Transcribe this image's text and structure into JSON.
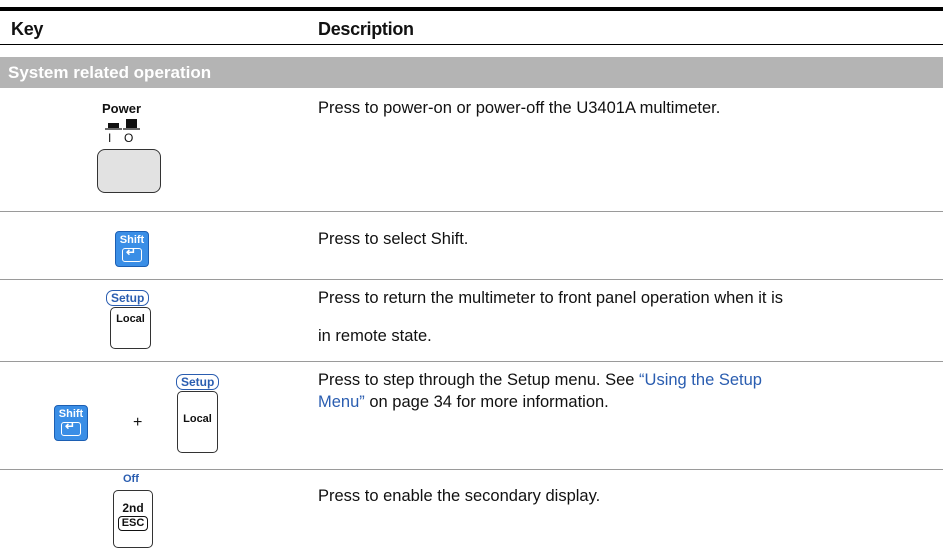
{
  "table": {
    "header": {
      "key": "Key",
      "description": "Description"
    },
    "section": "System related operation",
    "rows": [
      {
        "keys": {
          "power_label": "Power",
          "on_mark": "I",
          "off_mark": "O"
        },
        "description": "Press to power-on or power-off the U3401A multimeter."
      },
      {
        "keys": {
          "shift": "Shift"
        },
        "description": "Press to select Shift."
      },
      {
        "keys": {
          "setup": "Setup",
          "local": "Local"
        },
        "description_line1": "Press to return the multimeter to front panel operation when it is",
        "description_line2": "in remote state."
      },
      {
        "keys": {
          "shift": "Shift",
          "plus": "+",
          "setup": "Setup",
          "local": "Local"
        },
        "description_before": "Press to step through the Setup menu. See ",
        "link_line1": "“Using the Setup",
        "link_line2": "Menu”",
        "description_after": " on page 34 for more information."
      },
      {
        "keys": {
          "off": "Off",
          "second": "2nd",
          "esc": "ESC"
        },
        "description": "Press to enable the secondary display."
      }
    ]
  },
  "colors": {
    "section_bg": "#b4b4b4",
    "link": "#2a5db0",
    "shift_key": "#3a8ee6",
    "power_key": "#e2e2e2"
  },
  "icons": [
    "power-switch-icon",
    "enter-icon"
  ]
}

══════════════════════════════

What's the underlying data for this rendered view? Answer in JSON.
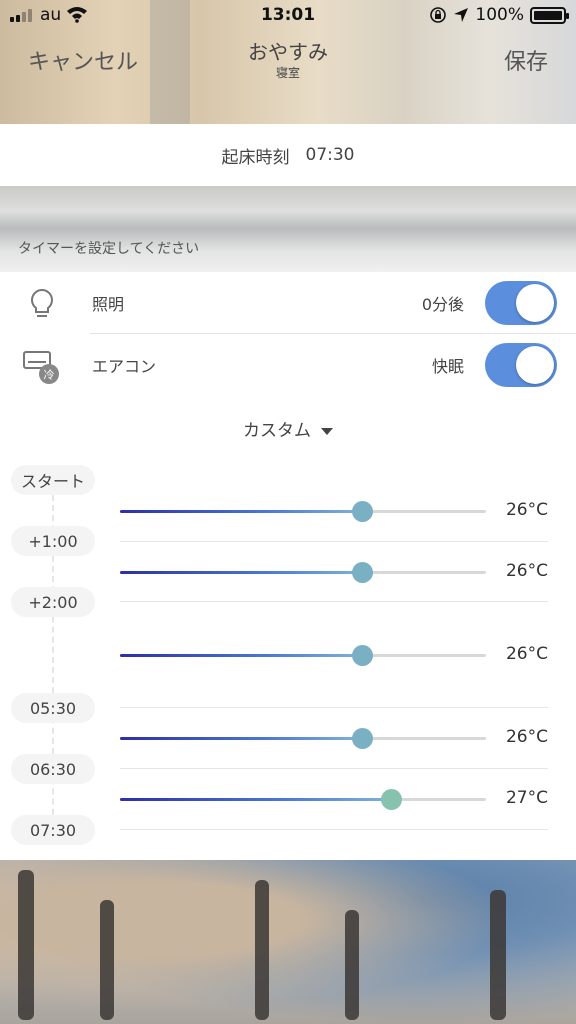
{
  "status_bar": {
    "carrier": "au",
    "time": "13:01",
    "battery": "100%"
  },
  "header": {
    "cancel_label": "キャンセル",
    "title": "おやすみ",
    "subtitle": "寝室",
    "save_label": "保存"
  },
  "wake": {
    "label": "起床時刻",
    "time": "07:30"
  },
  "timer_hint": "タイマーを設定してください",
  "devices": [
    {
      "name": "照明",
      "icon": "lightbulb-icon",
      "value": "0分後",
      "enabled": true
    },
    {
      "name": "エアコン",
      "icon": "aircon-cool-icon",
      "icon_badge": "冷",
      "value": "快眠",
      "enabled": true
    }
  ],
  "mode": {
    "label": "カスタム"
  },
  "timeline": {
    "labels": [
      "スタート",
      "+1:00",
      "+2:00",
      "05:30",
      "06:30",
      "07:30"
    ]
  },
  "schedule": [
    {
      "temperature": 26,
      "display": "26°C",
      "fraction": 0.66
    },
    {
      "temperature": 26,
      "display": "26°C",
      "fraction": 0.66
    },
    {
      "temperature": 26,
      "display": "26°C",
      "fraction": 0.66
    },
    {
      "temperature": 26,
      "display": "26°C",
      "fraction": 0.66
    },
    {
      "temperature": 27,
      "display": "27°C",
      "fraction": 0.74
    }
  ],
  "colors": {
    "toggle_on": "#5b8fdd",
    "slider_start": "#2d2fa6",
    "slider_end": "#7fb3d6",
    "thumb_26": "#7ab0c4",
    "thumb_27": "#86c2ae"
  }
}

══════════════════════════════

(What the task requires):
Look through the entries above and count each line holding "Setup"; report the count alone.

(Answer in full):
4